- _SET EXERCISE_: Below are some entries. Output each one exactly as it appears.

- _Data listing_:

——————————

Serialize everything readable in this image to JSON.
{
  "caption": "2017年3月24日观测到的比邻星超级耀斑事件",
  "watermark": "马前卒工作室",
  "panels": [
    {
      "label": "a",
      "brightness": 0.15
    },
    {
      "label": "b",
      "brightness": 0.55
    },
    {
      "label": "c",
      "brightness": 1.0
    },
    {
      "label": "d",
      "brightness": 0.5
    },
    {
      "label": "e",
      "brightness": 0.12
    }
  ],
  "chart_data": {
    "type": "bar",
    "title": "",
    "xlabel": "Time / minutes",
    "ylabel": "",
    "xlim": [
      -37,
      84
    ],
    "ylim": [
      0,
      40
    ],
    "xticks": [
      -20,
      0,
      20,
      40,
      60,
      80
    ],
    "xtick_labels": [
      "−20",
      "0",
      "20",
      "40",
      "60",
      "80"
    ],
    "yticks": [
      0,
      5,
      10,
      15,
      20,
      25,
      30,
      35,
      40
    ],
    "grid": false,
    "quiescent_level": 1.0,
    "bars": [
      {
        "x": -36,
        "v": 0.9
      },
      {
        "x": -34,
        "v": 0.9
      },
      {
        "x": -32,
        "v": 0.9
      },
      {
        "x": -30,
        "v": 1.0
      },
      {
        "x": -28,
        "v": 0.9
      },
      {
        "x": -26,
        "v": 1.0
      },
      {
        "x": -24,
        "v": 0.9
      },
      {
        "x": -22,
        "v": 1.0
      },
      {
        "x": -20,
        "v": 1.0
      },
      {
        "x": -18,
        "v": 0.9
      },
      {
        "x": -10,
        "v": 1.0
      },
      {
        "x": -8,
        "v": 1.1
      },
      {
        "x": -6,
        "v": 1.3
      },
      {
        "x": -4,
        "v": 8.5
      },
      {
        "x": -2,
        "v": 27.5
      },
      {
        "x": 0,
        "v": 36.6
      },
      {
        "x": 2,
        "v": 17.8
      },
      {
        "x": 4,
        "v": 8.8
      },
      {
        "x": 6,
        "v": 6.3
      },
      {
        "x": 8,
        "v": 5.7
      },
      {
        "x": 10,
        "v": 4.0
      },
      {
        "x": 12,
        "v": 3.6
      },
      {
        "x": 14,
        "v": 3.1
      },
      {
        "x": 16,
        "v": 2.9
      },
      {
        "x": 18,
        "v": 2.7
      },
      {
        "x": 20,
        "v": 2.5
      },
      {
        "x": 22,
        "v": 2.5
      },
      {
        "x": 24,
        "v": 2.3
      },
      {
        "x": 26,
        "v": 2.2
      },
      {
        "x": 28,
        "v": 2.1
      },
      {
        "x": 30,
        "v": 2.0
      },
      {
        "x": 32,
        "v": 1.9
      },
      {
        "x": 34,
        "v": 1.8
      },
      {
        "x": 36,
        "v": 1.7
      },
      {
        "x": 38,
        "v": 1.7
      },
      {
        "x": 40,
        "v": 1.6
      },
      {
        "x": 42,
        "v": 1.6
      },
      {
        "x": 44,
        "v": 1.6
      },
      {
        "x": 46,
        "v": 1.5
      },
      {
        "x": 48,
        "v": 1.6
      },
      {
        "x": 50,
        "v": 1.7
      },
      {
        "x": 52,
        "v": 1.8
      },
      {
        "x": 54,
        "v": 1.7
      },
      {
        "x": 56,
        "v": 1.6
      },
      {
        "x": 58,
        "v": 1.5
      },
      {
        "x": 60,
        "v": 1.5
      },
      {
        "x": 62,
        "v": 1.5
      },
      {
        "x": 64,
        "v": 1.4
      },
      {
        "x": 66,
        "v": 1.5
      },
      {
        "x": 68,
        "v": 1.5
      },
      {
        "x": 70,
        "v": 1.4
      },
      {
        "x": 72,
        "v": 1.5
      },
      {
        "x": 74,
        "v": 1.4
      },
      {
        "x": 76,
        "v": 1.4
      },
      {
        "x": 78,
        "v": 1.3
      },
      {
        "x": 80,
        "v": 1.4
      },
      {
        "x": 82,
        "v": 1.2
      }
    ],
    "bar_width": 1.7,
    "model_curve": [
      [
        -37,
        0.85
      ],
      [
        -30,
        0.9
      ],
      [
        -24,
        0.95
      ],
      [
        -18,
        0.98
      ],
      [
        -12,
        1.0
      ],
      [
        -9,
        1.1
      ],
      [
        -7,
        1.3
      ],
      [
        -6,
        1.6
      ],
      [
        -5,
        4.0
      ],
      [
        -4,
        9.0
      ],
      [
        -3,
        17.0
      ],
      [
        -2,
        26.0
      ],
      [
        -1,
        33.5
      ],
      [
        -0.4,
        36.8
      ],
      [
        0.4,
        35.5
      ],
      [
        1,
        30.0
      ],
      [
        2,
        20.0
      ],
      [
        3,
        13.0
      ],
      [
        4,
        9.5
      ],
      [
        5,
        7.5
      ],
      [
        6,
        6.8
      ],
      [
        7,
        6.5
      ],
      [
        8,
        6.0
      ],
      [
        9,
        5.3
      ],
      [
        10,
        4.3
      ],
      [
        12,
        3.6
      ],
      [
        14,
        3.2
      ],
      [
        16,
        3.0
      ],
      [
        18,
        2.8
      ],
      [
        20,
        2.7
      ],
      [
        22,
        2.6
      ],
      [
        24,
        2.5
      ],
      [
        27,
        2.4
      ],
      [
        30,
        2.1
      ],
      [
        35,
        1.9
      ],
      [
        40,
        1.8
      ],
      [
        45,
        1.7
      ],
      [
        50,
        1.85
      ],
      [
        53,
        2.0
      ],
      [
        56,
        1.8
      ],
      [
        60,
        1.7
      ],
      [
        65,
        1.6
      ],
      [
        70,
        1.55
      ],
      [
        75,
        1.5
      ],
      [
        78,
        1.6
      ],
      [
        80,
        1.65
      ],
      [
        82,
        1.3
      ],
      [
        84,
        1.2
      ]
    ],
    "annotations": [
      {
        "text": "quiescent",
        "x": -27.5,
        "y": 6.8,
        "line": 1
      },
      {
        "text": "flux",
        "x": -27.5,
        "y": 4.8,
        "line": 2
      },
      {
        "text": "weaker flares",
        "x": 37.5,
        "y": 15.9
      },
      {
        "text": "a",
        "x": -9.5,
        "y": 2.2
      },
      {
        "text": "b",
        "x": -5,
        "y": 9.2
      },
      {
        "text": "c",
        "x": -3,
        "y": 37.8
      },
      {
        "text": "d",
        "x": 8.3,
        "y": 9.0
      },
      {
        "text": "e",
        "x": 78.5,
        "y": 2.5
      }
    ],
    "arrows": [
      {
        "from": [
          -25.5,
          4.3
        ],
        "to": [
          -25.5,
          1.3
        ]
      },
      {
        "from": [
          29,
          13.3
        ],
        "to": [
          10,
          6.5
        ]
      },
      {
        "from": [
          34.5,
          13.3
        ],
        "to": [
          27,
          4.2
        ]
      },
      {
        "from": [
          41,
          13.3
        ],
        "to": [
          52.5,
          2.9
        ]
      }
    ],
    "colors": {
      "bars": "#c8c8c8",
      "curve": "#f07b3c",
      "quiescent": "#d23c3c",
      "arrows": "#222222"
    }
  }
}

——————————

- _RESULT OF THIS TASK_:
Serialize everything readable in this image to JSON.
{
  "caption": "2017年3月24日观测到的比邻星超级耀斑事件",
  "watermark": "马前卒工作室",
  "panels": [
    {
      "label": "a",
      "brightness": 0.15
    },
    {
      "label": "b",
      "brightness": 0.55
    },
    {
      "label": "c",
      "brightness": 1.0
    },
    {
      "label": "d",
      "brightness": 0.5
    },
    {
      "label": "e",
      "brightness": 0.12
    }
  ],
  "chart_data": {
    "type": "bar",
    "title": "",
    "xlabel": "Time / minutes",
    "ylabel": "",
    "xlim": [
      -37,
      84
    ],
    "ylim": [
      0,
      40
    ],
    "xticks": [
      -20,
      0,
      20,
      40,
      60,
      80
    ],
    "xtick_labels": [
      "−20",
      "0",
      "20",
      "40",
      "60",
      "80"
    ],
    "yticks": [
      0,
      5,
      10,
      15,
      20,
      25,
      30,
      35,
      40
    ],
    "grid": false,
    "quiescent_level": 1.0,
    "bars": [
      {
        "x": -36,
        "v": 0.9
      },
      {
        "x": -34,
        "v": 0.9
      },
      {
        "x": -32,
        "v": 0.9
      },
      {
        "x": -30,
        "v": 1.0
      },
      {
        "x": -28,
        "v": 0.9
      },
      {
        "x": -26,
        "v": 1.0
      },
      {
        "x": -24,
        "v": 0.9
      },
      {
        "x": -22,
        "v": 1.0
      },
      {
        "x": -20,
        "v": 1.0
      },
      {
        "x": -18,
        "v": 0.9
      },
      {
        "x": -10,
        "v": 1.0
      },
      {
        "x": -8,
        "v": 1.1
      },
      {
        "x": -6,
        "v": 1.3
      },
      {
        "x": -4,
        "v": 8.5
      },
      {
        "x": -2,
        "v": 27.5
      },
      {
        "x": 0,
        "v": 36.6
      },
      {
        "x": 2,
        "v": 17.8
      },
      {
        "x": 4,
        "v": 8.8
      },
      {
        "x": 6,
        "v": 6.3
      },
      {
        "x": 8,
        "v": 5.7
      },
      {
        "x": 10,
        "v": 4.0
      },
      {
        "x": 12,
        "v": 3.6
      },
      {
        "x": 14,
        "v": 3.1
      },
      {
        "x": 16,
        "v": 2.9
      },
      {
        "x": 18,
        "v": 2.7
      },
      {
        "x": 20,
        "v": 2.5
      },
      {
        "x": 22,
        "v": 2.5
      },
      {
        "x": 24,
        "v": 2.3
      },
      {
        "x": 26,
        "v": 2.2
      },
      {
        "x": 28,
        "v": 2.1
      },
      {
        "x": 30,
        "v": 2.0
      },
      {
        "x": 32,
        "v": 1.9
      },
      {
        "x": 34,
        "v": 1.8
      },
      {
        "x": 36,
        "v": 1.7
      },
      {
        "x": 38,
        "v": 1.7
      },
      {
        "x": 40,
        "v": 1.6
      },
      {
        "x": 42,
        "v": 1.6
      },
      {
        "x": 44,
        "v": 1.6
      },
      {
        "x": 46,
        "v": 1.5
      },
      {
        "x": 48,
        "v": 1.6
      },
      {
        "x": 50,
        "v": 1.7
      },
      {
        "x": 52,
        "v": 1.8
      },
      {
        "x": 54,
        "v": 1.7
      },
      {
        "x": 56,
        "v": 1.6
      },
      {
        "x": 58,
        "v": 1.5
      },
      {
        "x": 60,
        "v": 1.5
      },
      {
        "x": 62,
        "v": 1.5
      },
      {
        "x": 64,
        "v": 1.4
      },
      {
        "x": 66,
        "v": 1.5
      },
      {
        "x": 68,
        "v": 1.5
      },
      {
        "x": 70,
        "v": 1.4
      },
      {
        "x": 72,
        "v": 1.5
      },
      {
        "x": 74,
        "v": 1.4
      },
      {
        "x": 76,
        "v": 1.4
      },
      {
        "x": 78,
        "v": 1.3
      },
      {
        "x": 80,
        "v": 1.4
      },
      {
        "x": 82,
        "v": 1.2
      }
    ],
    "bar_width": 1.7,
    "model_curve": [
      [
        -37,
        0.85
      ],
      [
        -30,
        0.9
      ],
      [
        -24,
        0.95
      ],
      [
        -18,
        0.98
      ],
      [
        -12,
        1.0
      ],
      [
        -9,
        1.1
      ],
      [
        -7,
        1.3
      ],
      [
        -6,
        1.6
      ],
      [
        -5,
        4.0
      ],
      [
        -4,
        9.0
      ],
      [
        -3,
        17.0
      ],
      [
        -2,
        26.0
      ],
      [
        -1,
        33.5
      ],
      [
        -0.4,
        36.8
      ],
      [
        0.4,
        35.5
      ],
      [
        1,
        30.0
      ],
      [
        2,
        20.0
      ],
      [
        3,
        13.0
      ],
      [
        4,
        9.5
      ],
      [
        5,
        7.5
      ],
      [
        6,
        6.8
      ],
      [
        7,
        6.5
      ],
      [
        8,
        6.0
      ],
      [
        9,
        5.3
      ],
      [
        10,
        4.3
      ],
      [
        12,
        3.6
      ],
      [
        14,
        3.2
      ],
      [
        16,
        3.0
      ],
      [
        18,
        2.8
      ],
      [
        20,
        2.7
      ],
      [
        22,
        2.6
      ],
      [
        24,
        2.5
      ],
      [
        27,
        2.4
      ],
      [
        30,
        2.1
      ],
      [
        35,
        1.9
      ],
      [
        40,
        1.8
      ],
      [
        45,
        1.7
      ],
      [
        50,
        1.85
      ],
      [
        53,
        2.0
      ],
      [
        56,
        1.8
      ],
      [
        60,
        1.7
      ],
      [
        65,
        1.6
      ],
      [
        70,
        1.55
      ],
      [
        75,
        1.5
      ],
      [
        78,
        1.6
      ],
      [
        80,
        1.65
      ],
      [
        82,
        1.3
      ],
      [
        84,
        1.2
      ]
    ],
    "annotations": [
      {
        "text": "quiescent",
        "x": -27.5,
        "y": 6.8,
        "line": 1
      },
      {
        "text": "flux",
        "x": -27.5,
        "y": 4.8,
        "line": 2
      },
      {
        "text": "weaker flares",
        "x": 37.5,
        "y": 15.9
      },
      {
        "text": "a",
        "x": -9.5,
        "y": 2.2
      },
      {
        "text": "b",
        "x": -5,
        "y": 9.2
      },
      {
        "text": "c",
        "x": -3,
        "y": 37.8
      },
      {
        "text": "d",
        "x": 8.3,
        "y": 9.0
      },
      {
        "text": "e",
        "x": 78.5,
        "y": 2.5
      }
    ],
    "arrows": [
      {
        "from": [
          -25.5,
          4.3
        ],
        "to": [
          -25.5,
          1.3
        ]
      },
      {
        "from": [
          29,
          13.3
        ],
        "to": [
          10,
          6.5
        ]
      },
      {
        "from": [
          34.5,
          13.3
        ],
        "to": [
          27,
          4.2
        ]
      },
      {
        "from": [
          41,
          13.3
        ],
        "to": [
          52.5,
          2.9
        ]
      }
    ],
    "colors": {
      "bars": "#c8c8c8",
      "curve": "#f07b3c",
      "quiescent": "#d23c3c",
      "arrows": "#222222"
    }
  }
}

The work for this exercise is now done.